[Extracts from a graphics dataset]
■ ■ ■ ■ ■ ■ ■

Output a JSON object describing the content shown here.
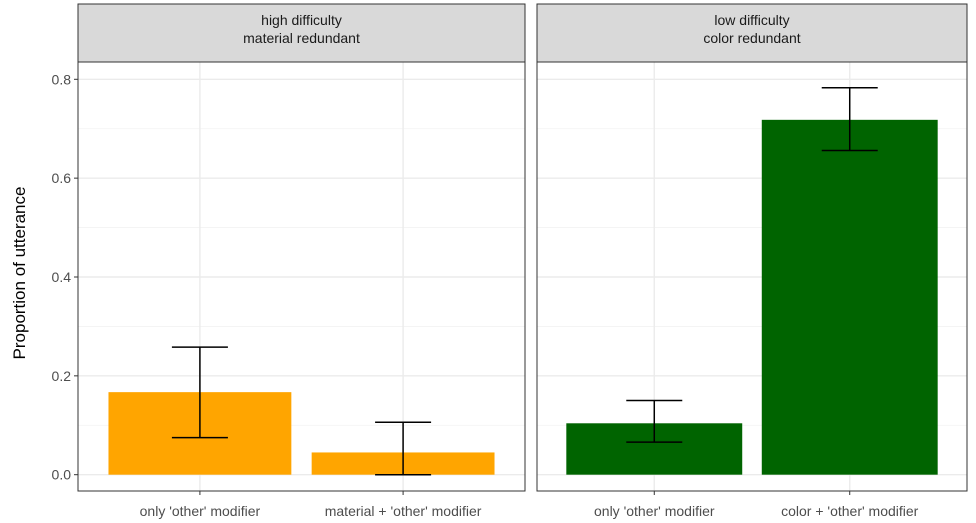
{
  "chart_data": {
    "type": "bar",
    "ylabel": "Proportion of utterance",
    "xlabel": "",
    "ylim": [
      -0.033,
      0.835
    ],
    "y_ticks": [
      "0.0",
      "0.2",
      "0.4",
      "0.6",
      "0.8"
    ],
    "grid": true,
    "legend": "none",
    "panels": [
      {
        "strip": [
          "high difficulty",
          "material redundant"
        ],
        "categories": [
          "only 'other' modifier",
          "material + 'other' modifier"
        ],
        "values": [
          0.167,
          0.045
        ],
        "error_low": [
          0.075,
          0.0
        ],
        "error_high": [
          0.258,
          0.106
        ],
        "color": "#FFA500"
      },
      {
        "strip": [
          "low difficulty",
          "color redundant"
        ],
        "categories": [
          "only 'other' modifier",
          "color + 'other' modifier"
        ],
        "values": [
          0.104,
          0.718
        ],
        "error_low": [
          0.066,
          0.656
        ],
        "error_high": [
          0.15,
          0.783
        ],
        "color": "#006400"
      }
    ]
  }
}
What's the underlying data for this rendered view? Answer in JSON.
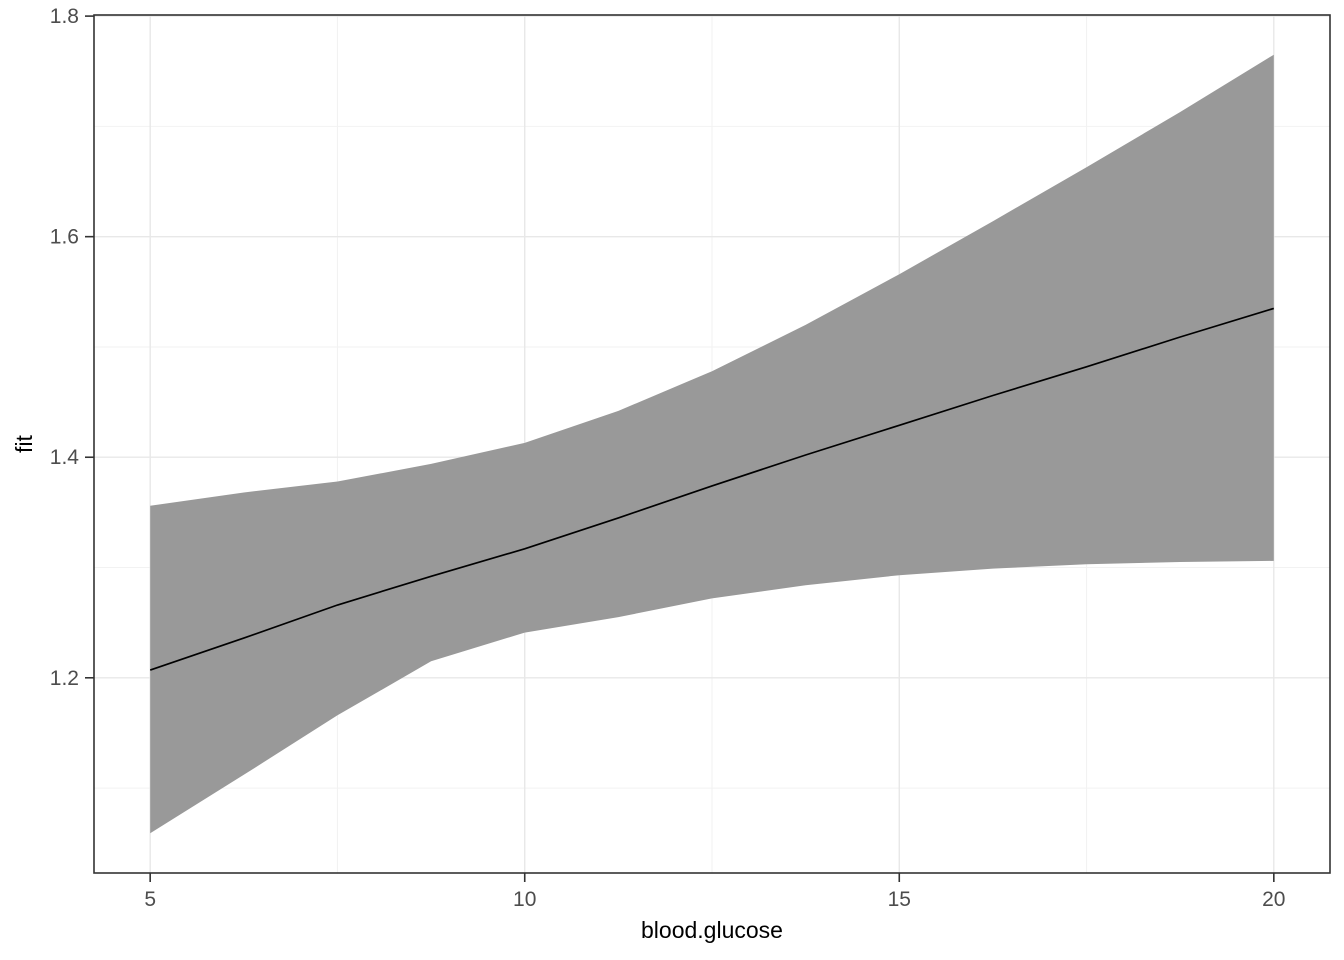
{
  "chart_data": {
    "type": "line",
    "title": "",
    "xlabel": "blood.glucose",
    "ylabel": "fit",
    "x": [
      5,
      6.25,
      7.5,
      8.75,
      10,
      11.25,
      12.5,
      13.75,
      15,
      16.25,
      17.5,
      18.75,
      20
    ],
    "series": [
      {
        "name": "fit",
        "role": "line",
        "values": [
          1.207,
          1.236,
          1.266,
          1.292,
          1.317,
          1.345,
          1.374,
          1.402,
          1.429,
          1.456,
          1.482,
          1.509,
          1.535
        ]
      },
      {
        "name": "ci_upper",
        "role": "ribbon-upper",
        "values": [
          1.356,
          1.368,
          1.378,
          1.394,
          1.413,
          1.442,
          1.478,
          1.52,
          1.566,
          1.614,
          1.663,
          1.713,
          1.765
        ]
      },
      {
        "name": "ci_lower",
        "role": "ribbon-lower",
        "values": [
          1.059,
          1.112,
          1.166,
          1.215,
          1.241,
          1.255,
          1.272,
          1.284,
          1.293,
          1.299,
          1.303,
          1.305,
          1.306
        ]
      }
    ],
    "xlim": [
      4.25,
      20.75
    ],
    "ylim": [
      1.023,
      1.801
    ],
    "x_ticks": [
      5,
      10,
      15,
      20
    ],
    "x_tick_labels": [
      "5",
      "10",
      "15",
      "20"
    ],
    "x_minor_ticks": [
      7.5,
      12.5,
      17.5
    ],
    "y_ticks": [
      1.2,
      1.4,
      1.6,
      1.8
    ],
    "y_tick_labels": [
      "1.2",
      "1.4",
      "1.6",
      "1.8"
    ],
    "y_minor_ticks": [
      1.1,
      1.3,
      1.5,
      1.7
    ],
    "grid": "major+minor",
    "legend": "none",
    "style": {
      "ribbon_fill": "#999999",
      "line_color": "#000000",
      "panel_border": "#333333",
      "grid_major": "#e8e8e8",
      "grid_minor": "#f2f2f2",
      "tick_color": "#333333",
      "tick_label_color": "#4d4d4d",
      "axis_title_color": "#000000",
      "background": "#ffffff"
    }
  }
}
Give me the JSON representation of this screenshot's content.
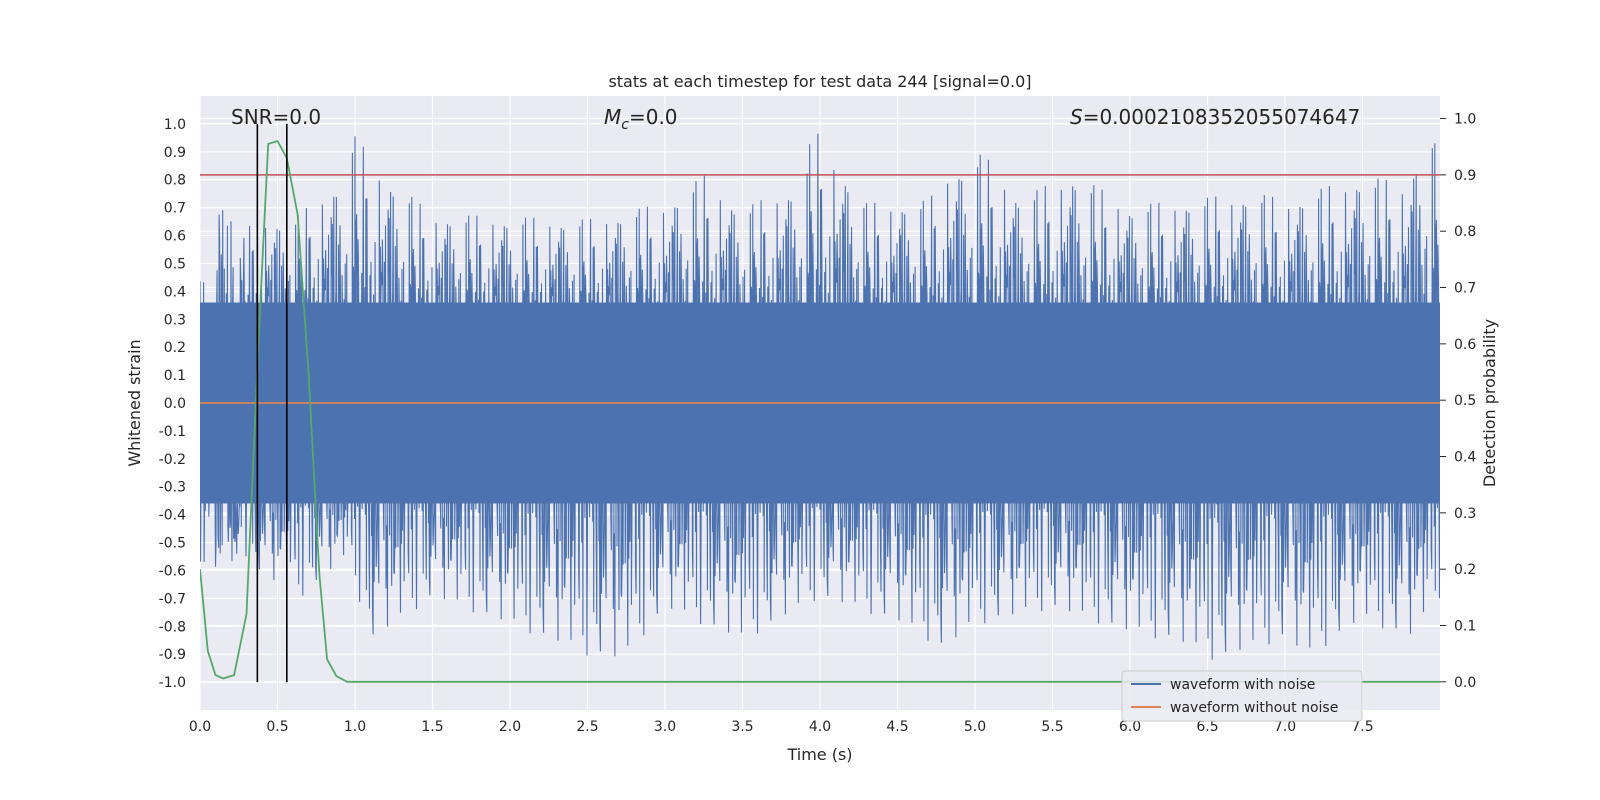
{
  "chart_data": {
    "type": "line",
    "title": "stats at each timestep for test data 244 [signal=0.0]",
    "xlabel": "Time (s)",
    "ylabel": "Whitened strain",
    "y2label": "Detection probability",
    "xlim": [
      0.0,
      8.0
    ],
    "ylim": [
      -1.1,
      1.1
    ],
    "y2lim": [
      -0.05,
      1.04
    ],
    "xticks": [
      0.0,
      0.5,
      1.0,
      1.5,
      2.0,
      2.5,
      3.0,
      3.5,
      4.0,
      4.5,
      5.0,
      5.5,
      6.0,
      6.5,
      7.0,
      7.5
    ],
    "xtick_labels": [
      "0.0",
      "0.5",
      "1.0",
      "1.5",
      "2.0",
      "2.5",
      "3.0",
      "3.5",
      "4.0",
      "4.5",
      "5.0",
      "5.5",
      "6.0",
      "6.5",
      "7.0",
      "7.5"
    ],
    "yticks": [
      1.0,
      0.9,
      0.8,
      0.7,
      0.6,
      0.5,
      0.4,
      0.3,
      0.2,
      0.1,
      0.0,
      -0.1,
      -0.2,
      -0.3,
      -0.4,
      -0.5,
      -0.6,
      -0.7,
      -0.8,
      -0.9,
      -1.0
    ],
    "ytick_labels": [
      "1.0",
      "0.9",
      "0.8",
      "0.7",
      "0.6",
      "0.5",
      "0.4",
      "0.3",
      "0.2",
      "0.1",
      "0.0",
      "-0.1",
      "-0.2",
      "-0.3",
      "-0.4",
      "-0.5",
      "-0.6",
      "-0.7",
      "-0.8",
      "-0.9",
      "-1.0"
    ],
    "y2ticks": [
      1.0,
      0.9,
      0.8,
      0.7,
      0.6,
      0.5,
      0.4,
      0.3,
      0.2,
      0.1,
      0.0
    ],
    "y2tick_labels": [
      "1.0",
      "0.9",
      "0.8",
      "0.7",
      "0.6",
      "0.5",
      "0.4",
      "0.3",
      "0.2",
      "0.1",
      "0.0"
    ],
    "grid": true,
    "legend_position": "bottom-right",
    "annotations": {
      "snr": "SNR=0.0",
      "mc": "M",
      "mc_sub": "c",
      "mc_value": "=0.0",
      "s_symbol": "S",
      "s_value": "=0.0002108352055074647"
    },
    "series": [
      {
        "name": "waveform with noise",
        "color": "#4c72b0",
        "description_values": "dense noise trace, approx. uniform band between -0.45 and 0.45 with spikes reaching about -0.93 and 1.0",
        "envelope_upper": [
          [
            0.0,
            0.62
          ],
          [
            0.05,
            0.78
          ],
          [
            0.3,
            0.63
          ],
          [
            0.38,
            0.66
          ],
          [
            0.6,
            0.66
          ],
          [
            0.95,
            0.83
          ],
          [
            0.99,
            0.97
          ],
          [
            1.18,
            0.83
          ],
          [
            1.5,
            0.68
          ],
          [
            2.0,
            0.67
          ],
          [
            2.5,
            0.66
          ],
          [
            3.0,
            0.72
          ],
          [
            3.25,
            0.82
          ],
          [
            3.5,
            0.7
          ],
          [
            3.9,
            0.8
          ],
          [
            3.95,
            1.0
          ],
          [
            4.3,
            0.72
          ],
          [
            4.7,
            0.73
          ],
          [
            4.83,
            0.84
          ],
          [
            5.05,
            0.9
          ],
          [
            5.3,
            0.74
          ],
          [
            5.63,
            0.83
          ],
          [
            6.0,
            0.71
          ],
          [
            6.5,
            0.74
          ],
          [
            6.8,
            0.76
          ],
          [
            7.0,
            0.73
          ],
          [
            7.5,
            0.82
          ],
          [
            7.78,
            0.79
          ],
          [
            7.93,
            1.0
          ],
          [
            8.0,
            0.88
          ]
        ],
        "envelope_lower": [
          [
            0.0,
            -0.58
          ],
          [
            0.05,
            -0.63
          ],
          [
            0.3,
            -0.55
          ],
          [
            0.4,
            -0.62
          ],
          [
            0.65,
            -0.7
          ],
          [
            0.95,
            -0.55
          ],
          [
            1.1,
            -0.86
          ],
          [
            1.5,
            -0.7
          ],
          [
            2.0,
            -0.8
          ],
          [
            2.5,
            -0.91
          ],
          [
            2.73,
            -0.93
          ],
          [
            3.0,
            -0.74
          ],
          [
            3.5,
            -0.86
          ],
          [
            4.0,
            -0.7
          ],
          [
            4.5,
            -0.79
          ],
          [
            4.8,
            -0.89
          ],
          [
            5.0,
            -0.8
          ],
          [
            5.5,
            -0.74
          ],
          [
            6.0,
            -0.83
          ],
          [
            6.3,
            -0.86
          ],
          [
            6.55,
            -0.93
          ],
          [
            7.0,
            -0.85
          ],
          [
            7.15,
            -0.92
          ],
          [
            7.5,
            -0.78
          ],
          [
            7.8,
            -0.85
          ],
          [
            8.0,
            -0.7
          ]
        ]
      },
      {
        "name": "waveform without noise",
        "color": "#dd8452",
        "x": [
          0.0,
          8.0
        ],
        "y": [
          0.0,
          0.0
        ]
      },
      {
        "name": "",
        "color": "#55a868",
        "axis": "right",
        "x": [
          0.0,
          0.05,
          0.1,
          0.15,
          0.22,
          0.3,
          0.38,
          0.44,
          0.5,
          0.56,
          0.63,
          0.7,
          0.77,
          0.82,
          0.88,
          0.95,
          1.0,
          2.0,
          3.0,
          4.0,
          5.0,
          6.0,
          7.0,
          8.0
        ],
        "y": [
          0.2,
          0.055,
          0.012,
          0.006,
          0.012,
          0.12,
          0.62,
          0.955,
          0.96,
          0.93,
          0.83,
          0.55,
          0.19,
          0.04,
          0.01,
          0.0,
          0.0,
          0.0,
          0.0,
          0.0,
          0.0,
          0.0,
          0.0,
          0.0
        ]
      }
    ],
    "hlines": [
      {
        "axis": "right",
        "y": 0.9,
        "color": "#c44e52"
      }
    ],
    "vlines": [
      {
        "x": 0.37,
        "color": "#000000"
      },
      {
        "x": 0.56,
        "color": "#000000"
      }
    ]
  }
}
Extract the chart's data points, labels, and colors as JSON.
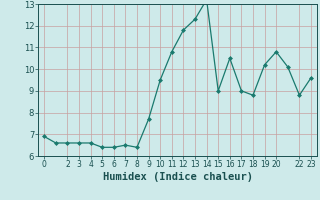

■ ■ ■ ■ ■ ■ ■

Find all lines holding the string "waveform" and copy them.

• _THE ANSWER_
        "name": "waveform with noise",
        "name": "waveform without noise",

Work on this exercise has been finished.